--- START OF EXTRACTED MATERIAL ---

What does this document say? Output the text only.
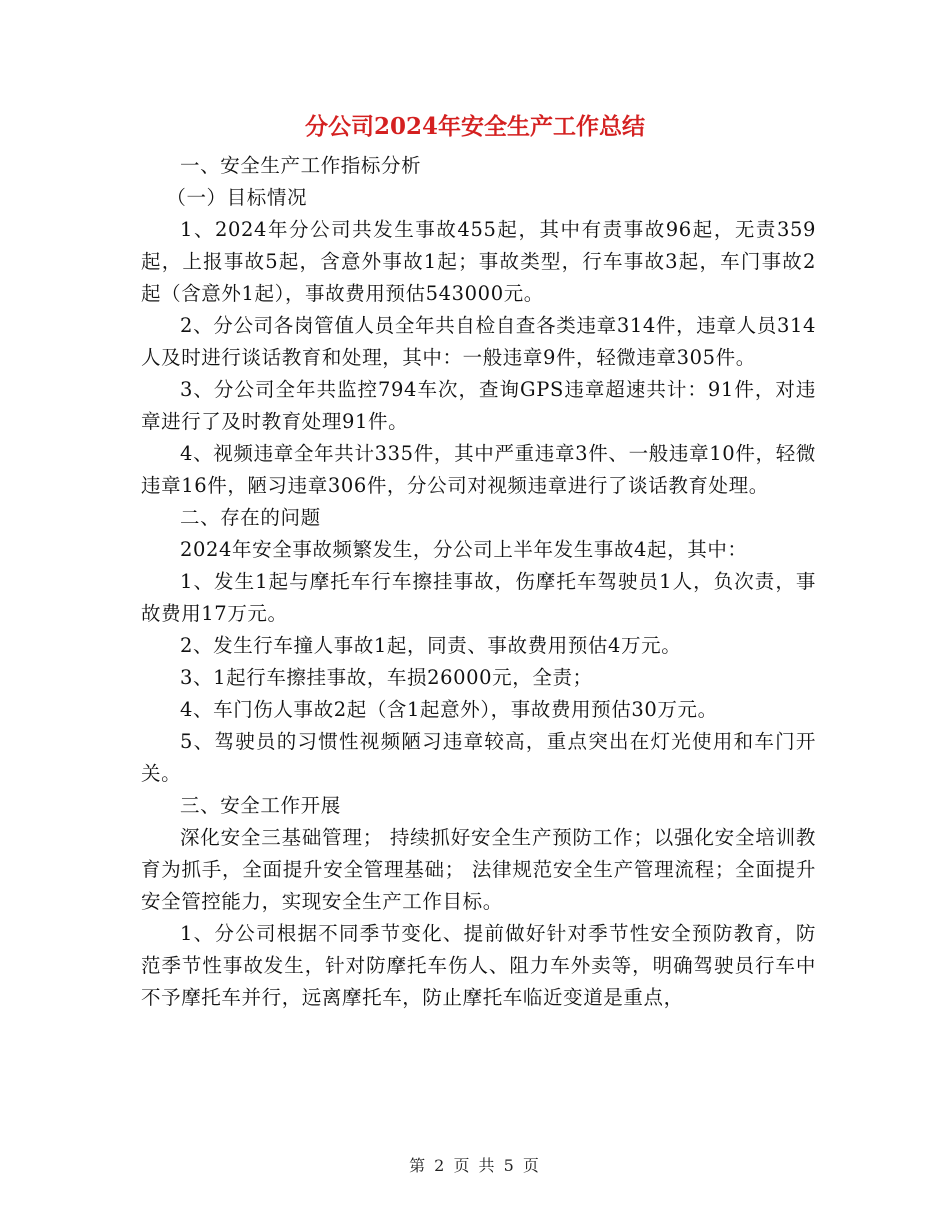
分公司2024年安全生产工作总结

一、安全生产工作指标分析

（一）目标情况

1、2024年分公司共发生事故455起，其中有责事故96起，无责359起，上报事故5起，含意外事故1起；事故类型，行车事故3起，车门事故2起（含意外1起），事故费用预估543000元。

2、分公司各岗管值人员全年共自检自查各类违章314件，违章人员314人及时进行谈话教育和处理，其中：一般违章9件，轻微违章305件。

3、分公司全年共监控794车次，查询GPS违章超速共计：91件，对违章进行了及时教育处理91件。

4、视频违章全年共计335件，其中严重违章3件、一般违章10件，轻微违章16件，陋习违章306件，分公司对视频违章进行了谈话教育处理。

二、存在的问题

2024年安全事故频繁发生，分公司上半年发生事故4起，其中：

1、发生1起与摩托车行车擦挂事故，伤摩托车驾驶员1人，负次责，事故费用17万元。

2、发生行车撞人事故1起，同责、事故费用预估4万元。

3、1起行车擦挂事故，车损26000元，全责；

4、车门伤人事故2起（含1起意外），事故费用预估30万元。

5、驾驶员的习惯性视频陋习违章较高，重点突出在灯光使用和车门开关。

三、安全工作开展

深化安全三基础管理； 持续抓好安全生产预防工作；以强化安全培训教育为抓手，全面提升安全管理基础； 法律规范安全生产管理流程；全面提升安全管控能力，实现安全生产工作目标。

1、分公司根据不同季节变化、提前做好针对季节性安全预防教育，防范季节性事故发生，针对防摩托车伤人、阻力车外卖等，明确驾驶员行车中不予摩托车并行，远离摩托车，防止摩托车临近变道是重点，

第 2 页 共 5 页
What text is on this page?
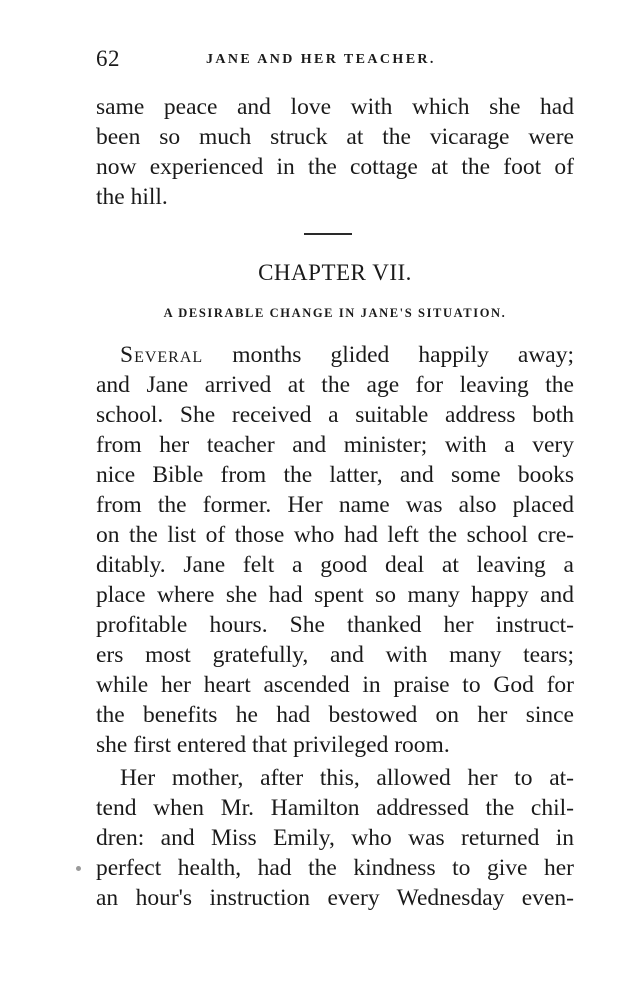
62	JANE AND HER TEACHER.
same peace and love with which she had
been so much struck at the vicarage were
now experienced in the cottage at the foot of
the hill.
CHAPTER VII.
A DESIRABLE CHANGE IN JANE'S SITUATION.
Several months glided happily away;
and Jane arrived at the age for leaving the
school. She received a suitable address both
from her teacher and minister; with a very
nice Bible from the latter, and some books
from the former. Her name was also placed
on the list of those who had left the school cre-
ditably. Jane felt a good deal at leaving a
place where she had spent so many happy and
profitable hours. She thanked her instruct-
ers most gratefully, and with many tears;
while her heart ascended in praise to God for
the benefits he had bestowed on her since
she first entered that privileged room.
Her mother, after this, allowed her to at-
tend when Mr. Hamilton addressed the chil-
dren: and Miss Emily, who was returned in
perfect health, had the kindness to give her
an hour's instruction every Wednesday even-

--- END OF EXTRACTED MATERIAL ---

* _TASK DETAILS_
Every line above should be returned word for word, with the pictures left behind.

* _PROBLEM SOLUTION_
What does this document say? Output the text only.
分公司2024年安全生产工作总结

一、安全生产工作指标分析

（一）目标情况

1、2024年分公司共发生事故455起，其中有责事故96起，无责359起，上报事故5起，含意外事故1起；事故类型，行车事故3起，车门事故2起（含意外1起），事故费用预估543000元。

2、分公司各岗管值人员全年共自检自查各类违章314件，违章人员314人及时进行谈话教育和处理，其中：一般违章9件，轻微违章305件。

3、分公司全年共监控794车次，查询GPS违章超速共计：91件，对违章进行了及时教育处理91件。

4、视频违章全年共计335件，其中严重违章3件、一般违章10件，轻微违章16件，陋习违章306件，分公司对视频违章进行了谈话教育处理。

二、存在的问题

2024年安全事故频繁发生，分公司上半年发生事故4起，其中：

1、发生1起与摩托车行车擦挂事故，伤摩托车驾驶员1人，负次责，事故费用17万元。

2、发生行车撞人事故1起，同责、事故费用预估4万元。

3、1起行车擦挂事故，车损26000元，全责；

4、车门伤人事故2起（含1起意外），事故费用预估30万元。

5、驾驶员的习惯性视频陋习违章较高，重点突出在灯光使用和车门开关。

三、安全工作开展

深化安全三基础管理； 持续抓好安全生产预防工作；以强化安全培训教育为抓手，全面提升安全管理基础； 法律规范安全生产管理流程；全面提升安全管控能力，实现安全生产工作目标。

1、分公司根据不同季节变化、提前做好针对季节性安全预防教育，防范季节性事故发生，针对防摩托车伤人、阻力车外卖等，明确驾驶员行车中不予摩托车并行，远离摩托车，防止摩托车临近变道是重点，

第 2 页 共 5 页
What text is on this page?
62	JANE AND HER TEACHER.
same peace and love with which she had
been so much struck at the vicarage were
now experienced in the cottage at the foot of
the hill.
CHAPTER VII.
A DESIRABLE CHANGE IN JANE'S SITUATION.
Several months glided happily away;
and Jane arrived at the age for leaving the
school. She received a suitable address both
from her teacher and minister; with a very
nice Bible from the latter, and some books
from the former. Her name was also placed
on the list of those who had left the school cre-
ditably. Jane felt a good deal at leaving a
place where she had spent so many happy and
profitable hours. She thanked her instruct-
ers most gratefully, and with many tears;
while her heart ascended in praise to God for
the benefits he had bestowed on her since
she first entered that privileged room.
Her mother, after this, allowed her to at-
tend when Mr. Hamilton addressed the chil-
dren: and Miss Emily, who was returned in
perfect health, had the kindness to give her
an hour's instruction every Wednesday even-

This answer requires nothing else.